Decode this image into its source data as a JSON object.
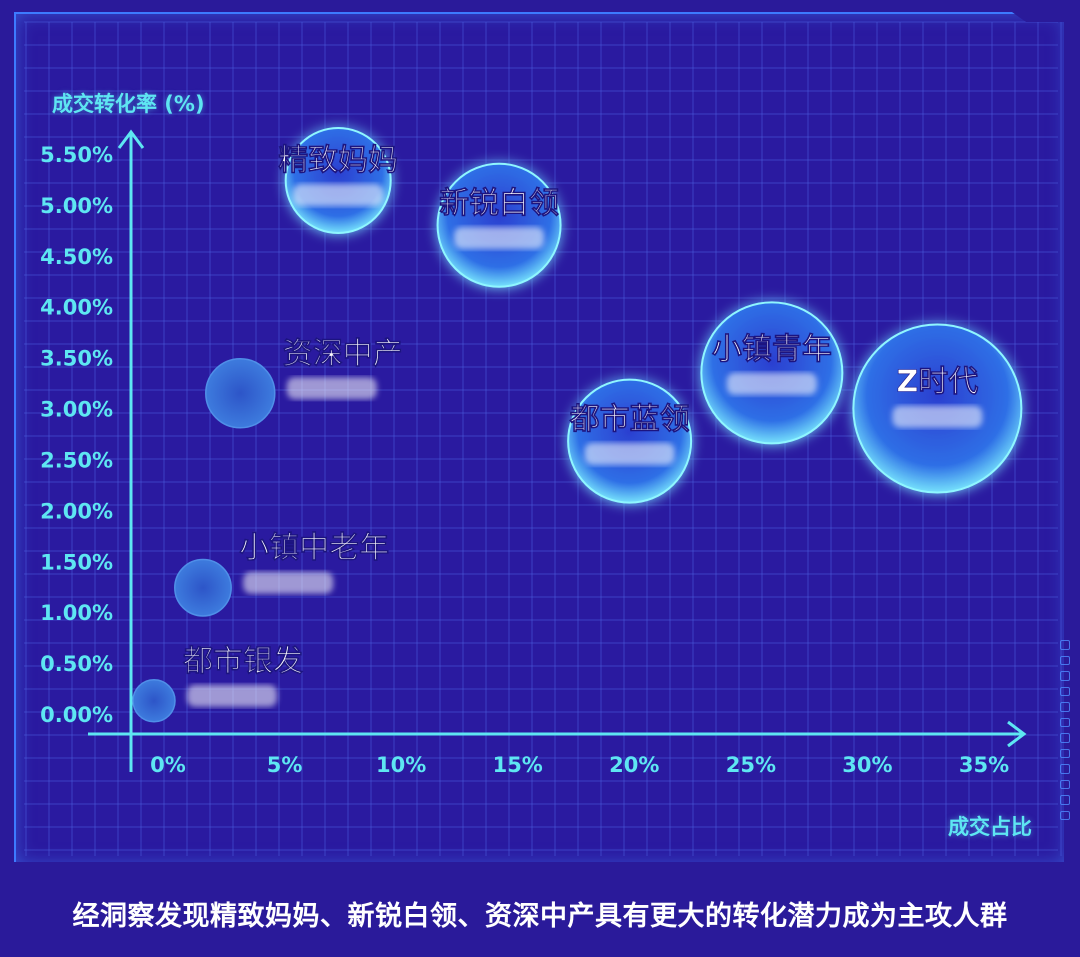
{
  "caption": "经洞察发现精致妈妈、新锐白领、资深中产具有更大的转化潜力成为主攻人群",
  "chart_data": {
    "type": "scatter",
    "xlabel": "成交占比",
    "ylabel": "成交转化率 (%)",
    "xlim": [
      0,
      35
    ],
    "ylim": [
      0,
      5.5
    ],
    "x_ticks": [
      "0%",
      "5%",
      "10%",
      "15%",
      "20%",
      "25%",
      "30%",
      "35%"
    ],
    "y_ticks": [
      "0.00%",
      "0.50%",
      "1.00%",
      "1.50%",
      "2.00%",
      "2.50%",
      "3.00%",
      "3.50%",
      "4.00%",
      "4.50%",
      "5.00%",
      "5.50%"
    ],
    "grid": true,
    "points": [
      {
        "name": "精致妈妈",
        "x": 7.3,
        "y": 5.24,
        "size": 4.5
      },
      {
        "name": "新锐白领",
        "x": 14.2,
        "y": 4.8,
        "size": 5.5
      },
      {
        "name": "资深中产",
        "x": 3.1,
        "y": 3.15,
        "size": 2.5
      },
      {
        "name": "都市蓝领",
        "x": 19.8,
        "y": 2.68,
        "size": 5.5
      },
      {
        "name": "小镇青年",
        "x": 25.9,
        "y": 3.35,
        "size": 6.5
      },
      {
        "name": "Z时代",
        "x": 33.0,
        "y": 3.0,
        "size": 8
      },
      {
        "name": "小镇中老年",
        "x": 1.5,
        "y": 1.24,
        "size": 1.8
      },
      {
        "name": "都市银发",
        "x": -0.6,
        "y": 0.13,
        "size": 1
      }
    ]
  }
}
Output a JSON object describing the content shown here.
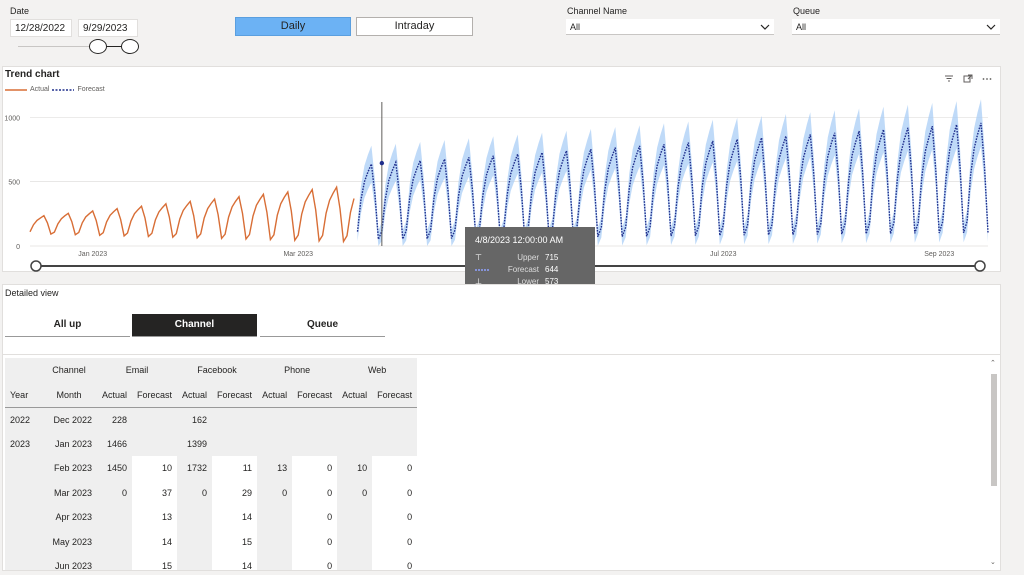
{
  "filters": {
    "date_label": "Date",
    "date_start": "12/28/2022",
    "date_end": "9/29/2023",
    "granularity": [
      {
        "label": "Daily",
        "selected": true
      },
      {
        "label": "Intraday",
        "selected": false
      }
    ],
    "channel_label": "Channel Name",
    "channel_value": "All",
    "queue_label": "Queue",
    "queue_value": "All"
  },
  "trend": {
    "title": "Trend chart",
    "legend": [
      {
        "label": "Actual",
        "color": "#d86e36"
      },
      {
        "label": "Forecast",
        "color": "#1f2e8c"
      }
    ],
    "tooltip": {
      "date": "4/8/2023 12:00:00 AM",
      "rows": [
        {
          "label": "Upper",
          "value": "715"
        },
        {
          "label": "Forecast",
          "value": "644"
        },
        {
          "label": "Lower",
          "value": "573"
        }
      ]
    }
  },
  "chart_data": {
    "type": "line",
    "x_start": "2022-12-28",
    "x_end": "2023-09-29",
    "yticks": [
      0,
      500,
      1000
    ],
    "ylim": [
      0,
      1150
    ],
    "xticks": [
      {
        "label": "Jan 2023",
        "date": "2023-01-15"
      },
      {
        "label": "Mar 2023",
        "date": "2023-03-15"
      },
      {
        "label": "Jul 2023",
        "date": "2023-07-15"
      },
      {
        "label": "Sep 2023",
        "date": "2023-09-15"
      }
    ],
    "series": [
      {
        "name": "Actual",
        "color": "#d86e36",
        "start": "2022-12-28",
        "end": "2023-03-31",
        "low_start": 90,
        "low_end": 10,
        "high_start": 225,
        "high_end": 470
      },
      {
        "name": "Forecast",
        "color": "#1f2e8c",
        "start": "2023-04-01",
        "end": "2023-09-29",
        "low_start": 20,
        "low_end": 60,
        "high_start": 630,
        "high_end": 960,
        "band_color": "#a9cdf5",
        "band_spread": 0.13
      }
    ]
  },
  "detail": {
    "title": "Detailed view",
    "tabs": [
      {
        "label": "All up",
        "active": false
      },
      {
        "label": "Channel",
        "active": true
      },
      {
        "label": "Queue",
        "active": false
      }
    ],
    "matrix": {
      "hdr_channel": "Channel",
      "hdr_year": "Year",
      "hdr_month": "Month",
      "channels": [
        "Email",
        "Facebook",
        "Phone",
        "Web"
      ],
      "sub": [
        "Actual",
        "Forecast"
      ],
      "rows": [
        {
          "year": "2022",
          "month": "Dec 2022",
          "cells": [
            "228",
            "",
            "162",
            "",
            "",
            "",
            "",
            ""
          ]
        },
        {
          "year": "2023",
          "month": "Jan 2023",
          "cells": [
            "1466",
            "",
            "1399",
            "",
            "",
            "",
            "",
            ""
          ]
        },
        {
          "year": "",
          "month": "Feb 2023",
          "cells": [
            "1450",
            "10",
            "1732",
            "11",
            "13",
            "0",
            "10",
            "0"
          ]
        },
        {
          "year": "",
          "month": "Mar 2023",
          "cells": [
            "0",
            "37",
            "0",
            "29",
            "0",
            "0",
            "0",
            "0"
          ]
        },
        {
          "year": "",
          "month": "Apr 2023",
          "cells": [
            "",
            "13",
            "",
            "14",
            "",
            "0",
            "",
            "0"
          ]
        },
        {
          "year": "",
          "month": "May 2023",
          "cells": [
            "",
            "14",
            "",
            "15",
            "",
            "0",
            "",
            "0"
          ]
        },
        {
          "year": "",
          "month": "Jun 2023",
          "cells": [
            "",
            "15",
            "",
            "14",
            "",
            "0",
            "",
            "0"
          ]
        }
      ]
    }
  }
}
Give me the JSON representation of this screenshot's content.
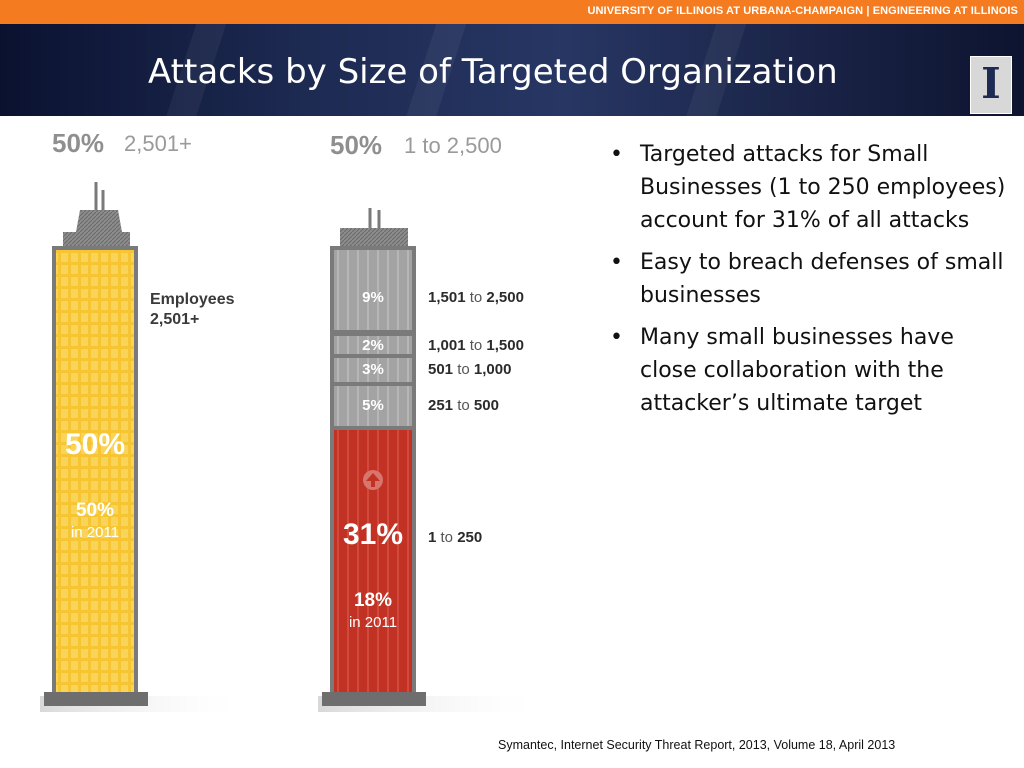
{
  "header": {
    "university_banner": "UNIVERSITY OF ILLINOIS AT URBANA-CHAMPAIGN | ENGINEERING AT ILLINOIS",
    "title": "Attacks by Size of Targeted Organization",
    "logo_letter": "I"
  },
  "colors": {
    "accent_orange": "#f47b20",
    "banner_navy": "#1d2a52",
    "tower_large": "#f6c531",
    "tower_small_gray": "#9e9e9e",
    "tower_small_red": "#c23224"
  },
  "chart_data": {
    "type": "bar",
    "title": "",
    "towers": [
      {
        "share_label": "50%",
        "range_label": "2,501+",
        "segments": [
          {
            "range": "Employees 2,501+",
            "value": 50,
            "label": "50%",
            "previous_label": "50%",
            "previous_year": "in 2011"
          }
        ]
      },
      {
        "share_label": "50%",
        "range_label": "1 to 2,500",
        "segments": [
          {
            "range_from": "1,501",
            "range_to": "2,500",
            "value": 9,
            "label": "9%"
          },
          {
            "range_from": "1,001",
            "range_to": "1,500",
            "value": 2,
            "label": "2%"
          },
          {
            "range_from": "501",
            "range_to": "1,000",
            "value": 3,
            "label": "3%"
          },
          {
            "range_from": "251",
            "range_to": "500",
            "value": 5,
            "label": "5%"
          },
          {
            "range_from": "1",
            "range_to": "250",
            "value": 31,
            "label": "31%",
            "previous_label": "18%",
            "previous_year": "in 2011"
          }
        ]
      }
    ],
    "connector_word": "to",
    "employees_label": "Employees",
    "employees_range": "2,501+"
  },
  "bullets": [
    "Targeted attacks for Small Businesses (1 to 250 employees) account for 31% of all attacks",
    "Easy to breach defenses of small businesses",
    "Many small businesses have close collaboration with the attacker’s ultimate target"
  ],
  "bullet_glyph": "•",
  "source": "Symantec, Internet Security Threat Report, 2013, Volume 18, April 2013"
}
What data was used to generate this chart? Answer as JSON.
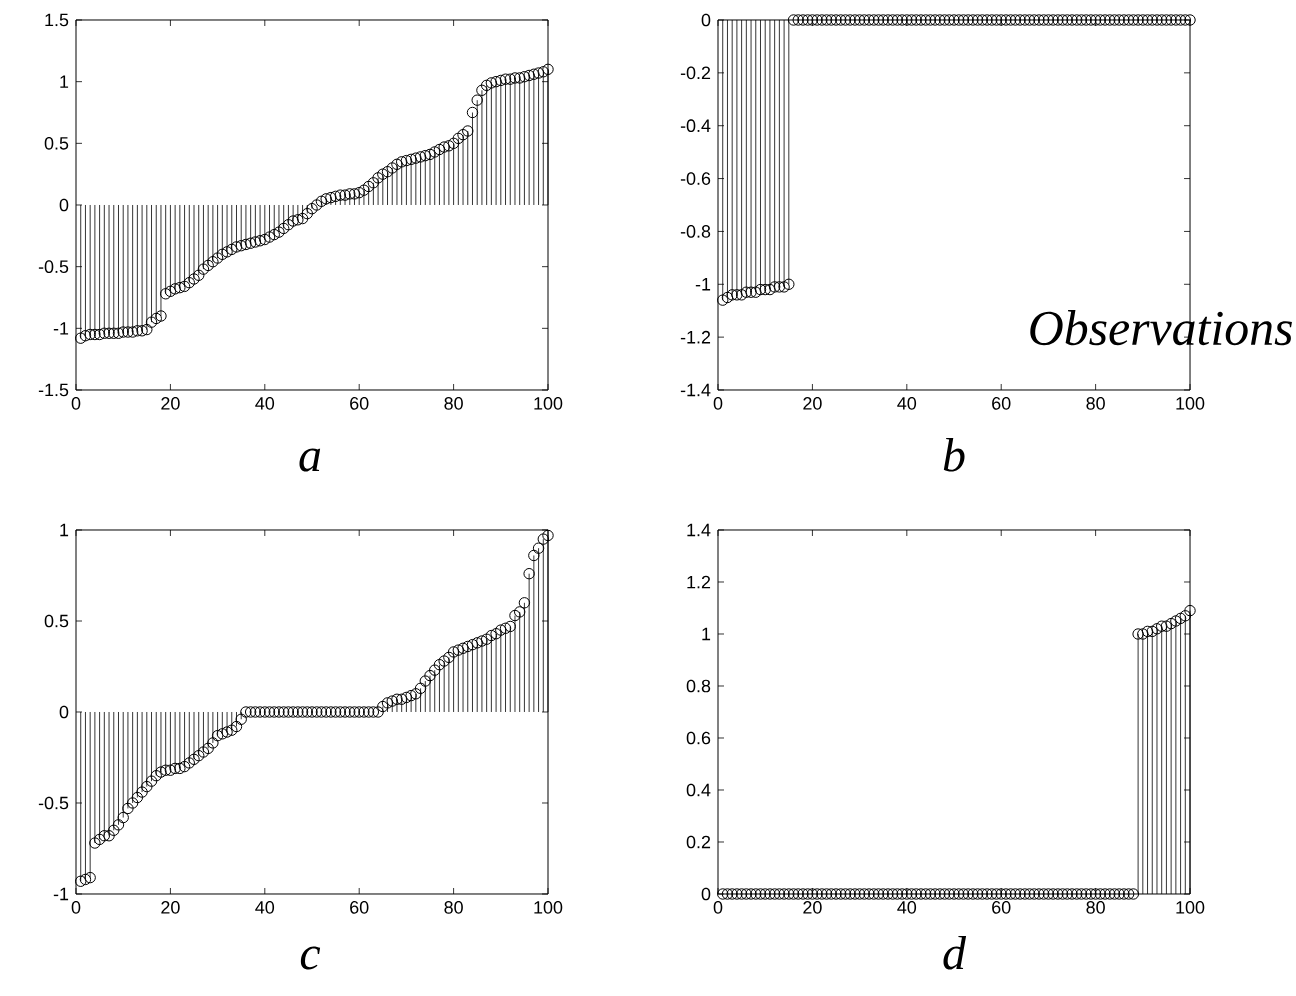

:: Exercise prompt ::
Transcribe the complete set of entries verbatim. No pictures belong in the copy.

:: The response ::
Decode this image into its source data as a JSON object.
{
  "caption": "经洞察发现精致妈妈、新锐白领、资深中产具有更大的转化潜力成为主攻人群",
  "chart_data": {
    "type": "scatter",
    "xlabel": "成交占比",
    "ylabel": "成交转化率 (%)",
    "xlim": [
      0,
      35
    ],
    "ylim": [
      0,
      5.5
    ],
    "x_ticks": [
      "0%",
      "5%",
      "10%",
      "15%",
      "20%",
      "25%",
      "30%",
      "35%"
    ],
    "y_ticks": [
      "0.00%",
      "0.50%",
      "1.00%",
      "1.50%",
      "2.00%",
      "2.50%",
      "3.00%",
      "3.50%",
      "4.00%",
      "4.50%",
      "5.00%",
      "5.50%"
    ],
    "grid": true,
    "points": [
      {
        "name": "精致妈妈",
        "x": 7.3,
        "y": 5.24,
        "size": 4.5
      },
      {
        "name": "新锐白领",
        "x": 14.2,
        "y": 4.8,
        "size": 5.5
      },
      {
        "name": "资深中产",
        "x": 3.1,
        "y": 3.15,
        "size": 2.5
      },
      {
        "name": "都市蓝领",
        "x": 19.8,
        "y": 2.68,
        "size": 5.5
      },
      {
        "name": "小镇青年",
        "x": 25.9,
        "y": 3.35,
        "size": 6.5
      },
      {
        "name": "Z时代",
        "x": 33.0,
        "y": 3.0,
        "size": 8
      },
      {
        "name": "小镇中老年",
        "x": 1.5,
        "y": 1.24,
        "size": 1.8
      },
      {
        "name": "都市银发",
        "x": -0.6,
        "y": 0.13,
        "size": 1
      }
    ]
  }
}
Output a JSON object describing the content shown here.
{
  "filters": {
    "date_label": "Date",
    "date_start": "12/28/2022",
    "date_end": "9/29/2023",
    "granularity": [
      {
        "label": "Daily",
        "selected": true
      },
      {
        "label": "Intraday",
        "selected": false
      }
    ],
    "channel_label": "Channel Name",
    "channel_value": "All",
    "queue_label": "Queue",
    "queue_value": "All"
  },
  "trend": {
    "title": "Trend chart",
    "legend": [
      {
        "label": "Actual",
        "color": "#d86e36"
      },
      {
        "label": "Forecast",
        "color": "#1f2e8c"
      }
    ],
    "tooltip": {
      "date": "4/8/2023 12:00:00 AM",
      "rows": [
        {
          "label": "Upper",
          "value": "715"
        },
        {
          "label": "Forecast",
          "value": "644"
        },
        {
          "label": "Lower",
          "value": "573"
        }
      ]
    }
  },
  "chart_data": {
    "type": "line",
    "x_start": "2022-12-28",
    "x_end": "2023-09-29",
    "yticks": [
      0,
      500,
      1000
    ],
    "ylim": [
      0,
      1150
    ],
    "xticks": [
      {
        "label": "Jan 2023",
        "date": "2023-01-15"
      },
      {
        "label": "Mar 2023",
        "date": "2023-03-15"
      },
      {
        "label": "Jul 2023",
        "date": "2023-07-15"
      },
      {
        "label": "Sep 2023",
        "date": "2023-09-15"
      }
    ],
    "series": [
      {
        "name": "Actual",
        "color": "#d86e36",
        "start": "2022-12-28",
        "end": "2023-03-31",
        "low_start": 90,
        "low_end": 10,
        "high_start": 225,
        "high_end": 470
      },
      {
        "name": "Forecast",
        "color": "#1f2e8c",
        "start": "2023-04-01",
        "end": "2023-09-29",
        "low_start": 20,
        "low_end": 60,
        "high_start": 630,
        "high_end": 960,
        "band_color": "#a9cdf5",
        "band_spread": 0.13
      }
    ]
  },
  "detail": {
    "title": "Detailed view",
    "tabs": [
      {
        "label": "All up",
        "active": false
      },
      {
        "label": "Channel",
        "active": true
      },
      {
        "label": "Queue",
        "active": false
      }
    ],
    "matrix": {
      "hdr_channel": "Channel",
      "hdr_year": "Year",
      "hdr_month": "Month",
      "channels": [
        "Email",
        "Facebook",
        "Phone",
        "Web"
      ],
      "sub": [
        "Actual",
        "Forecast"
      ],
      "rows": [
        {
          "year": "2022",
          "month": "Dec 2022",
          "cells": [
            "228",
            "",
            "162",
            "",
            "",
            "",
            "",
            ""
          ]
        },
        {
          "year": "2023",
          "month": "Jan 2023",
          "cells": [
            "1466",
            "",
            "1399",
            "",
            "",
            "",
            "",
            ""
          ]
        },
        {
          "year": "",
          "month": "Feb 2023",
          "cells": [
            "1450",
            "10",
            "1732",
            "11",
            "13",
            "0",
            "10",
            "0"
          ]
        },
        {
          "year": "",
          "month": "Mar 2023",
          "cells": [
            "0",
            "37",
            "0",
            "29",
            "0",
            "0",
            "0",
            "0"
          ]
        },
        {
          "year": "",
          "month": "Apr 2023",
          "cells": [
            "",
            "13",
            "",
            "14",
            "",
            "0",
            "",
            "0"
          ]
        },
        {
          "year": "",
          "month": "May 2023",
          "cells": [
            "",
            "14",
            "",
            "15",
            "",
            "0",
            "",
            "0"
          ]
        },
        {
          "year": "",
          "month": "Jun 2023",
          "cells": [
            "",
            "15",
            "",
            "14",
            "",
            "0",
            "",
            "0"
          ]
        }
      ]
    }
  }
}
Give me the JSON representation of this screenshot's content.
{
  "header": {
    "university_banner": "UNIVERSITY OF ILLINOIS AT URBANA-CHAMPAIGN | ENGINEERING AT ILLINOIS",
    "title": "Attacks by Size of Targeted Organization",
    "logo_letter": "I"
  },
  "colors": {
    "accent_orange": "#f47b20",
    "banner_navy": "#1d2a52",
    "tower_large": "#f6c531",
    "tower_small_gray": "#9e9e9e",
    "tower_small_red": "#c23224"
  },
  "chart_data": {
    "type": "bar",
    "title": "",
    "towers": [
      {
        "share_label": "50%",
        "range_label": "2,501+",
        "segments": [
          {
            "range": "Employees 2,501+",
            "value": 50,
            "label": "50%",
            "previous_label": "50%",
            "previous_year": "in 2011"
          }
        ]
      },
      {
        "share_label": "50%",
        "range_label": "1 to 2,500",
        "segments": [
          {
            "range_from": "1,501",
            "range_to": "2,500",
            "value": 9,
            "label": "9%"
          },
          {
            "range_from": "1,001",
            "range_to": "1,500",
            "value": 2,
            "label": "2%"
          },
          {
            "range_from": "501",
            "range_to": "1,000",
            "value": 3,
            "label": "3%"
          },
          {
            "range_from": "251",
            "range_to": "500",
            "value": 5,
            "label": "5%"
          },
          {
            "range_from": "1",
            "range_to": "250",
            "value": 31,
            "label": "31%",
            "previous_label": "18%",
            "previous_year": "in 2011"
          }
        ]
      }
    ],
    "connector_word": "to",
    "employees_label": "Employees",
    "employees_range": "2,501+"
  },
  "bullets": [
    "Targeted attacks for Small Businesses (1 to 250 employees) account for 31% of all attacks",
    "Easy to breach defenses of small businesses",
    "Many small businesses have close collaboration with the attacker’s ultimate target"
  ],
  "bullet_glyph": "•",
  "source": "Symantec, Internet Security Threat Report, 2013, Volume 18, April 2013"
}
What data was used to generate this chart? Answer as JSON.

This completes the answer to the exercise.